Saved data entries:
------------------------------

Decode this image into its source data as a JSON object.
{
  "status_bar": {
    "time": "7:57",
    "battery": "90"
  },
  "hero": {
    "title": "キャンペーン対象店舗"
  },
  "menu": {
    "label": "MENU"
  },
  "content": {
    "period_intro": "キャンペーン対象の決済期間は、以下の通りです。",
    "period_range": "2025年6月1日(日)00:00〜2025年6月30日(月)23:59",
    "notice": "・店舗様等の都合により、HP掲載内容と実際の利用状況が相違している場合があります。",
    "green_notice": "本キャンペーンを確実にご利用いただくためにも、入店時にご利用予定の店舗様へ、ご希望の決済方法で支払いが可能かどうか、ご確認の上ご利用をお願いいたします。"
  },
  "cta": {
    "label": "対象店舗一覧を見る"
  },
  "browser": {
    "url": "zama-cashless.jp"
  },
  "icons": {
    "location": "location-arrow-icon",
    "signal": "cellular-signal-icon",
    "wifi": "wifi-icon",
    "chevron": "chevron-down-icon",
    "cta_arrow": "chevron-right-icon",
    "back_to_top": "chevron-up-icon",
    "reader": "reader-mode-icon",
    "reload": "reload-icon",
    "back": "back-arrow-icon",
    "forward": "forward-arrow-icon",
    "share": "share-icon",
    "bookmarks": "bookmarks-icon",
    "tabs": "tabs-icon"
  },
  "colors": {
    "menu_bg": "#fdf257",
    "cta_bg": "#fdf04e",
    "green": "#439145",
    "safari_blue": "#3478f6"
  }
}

------------------------------

• _Task prompt_
Retype the listing above in full, with no alterations.

• _Task solution_
Decode this image into its source data as a JSON object.
{
  "status_bar": {
    "time": "7:57",
    "battery": "90"
  },
  "hero": {
    "title": "キャンペーン対象店舗"
  },
  "menu": {
    "label": "MENU"
  },
  "content": {
    "period_intro": "キャンペーン対象の決済期間は、以下の通りです。",
    "period_range": "2025年6月1日(日)00:00〜2025年6月30日(月)23:59",
    "notice": "・店舗様等の都合により、HP掲載内容と実際の利用状況が相違している場合があります。",
    "green_notice": "本キャンペーンを確実にご利用いただくためにも、入店時にご利用予定の店舗様へ、ご希望の決済方法で支払いが可能かどうか、ご確認の上ご利用をお願いいたします。"
  },
  "cta": {
    "label": "対象店舗一覧を見る"
  },
  "browser": {
    "url": "zama-cashless.jp"
  },
  "icons": {
    "location": "location-arrow-icon",
    "signal": "cellular-signal-icon",
    "wifi": "wifi-icon",
    "chevron": "chevron-down-icon",
    "cta_arrow": "chevron-right-icon",
    "back_to_top": "chevron-up-icon",
    "reader": "reader-mode-icon",
    "reload": "reload-icon",
    "back": "back-arrow-icon",
    "forward": "forward-arrow-icon",
    "share": "share-icon",
    "bookmarks": "bookmarks-icon",
    "tabs": "tabs-icon"
  },
  "colors": {
    "menu_bg": "#fdf257",
    "cta_bg": "#fdf04e",
    "green": "#439145",
    "safari_blue": "#3478f6"
  }
}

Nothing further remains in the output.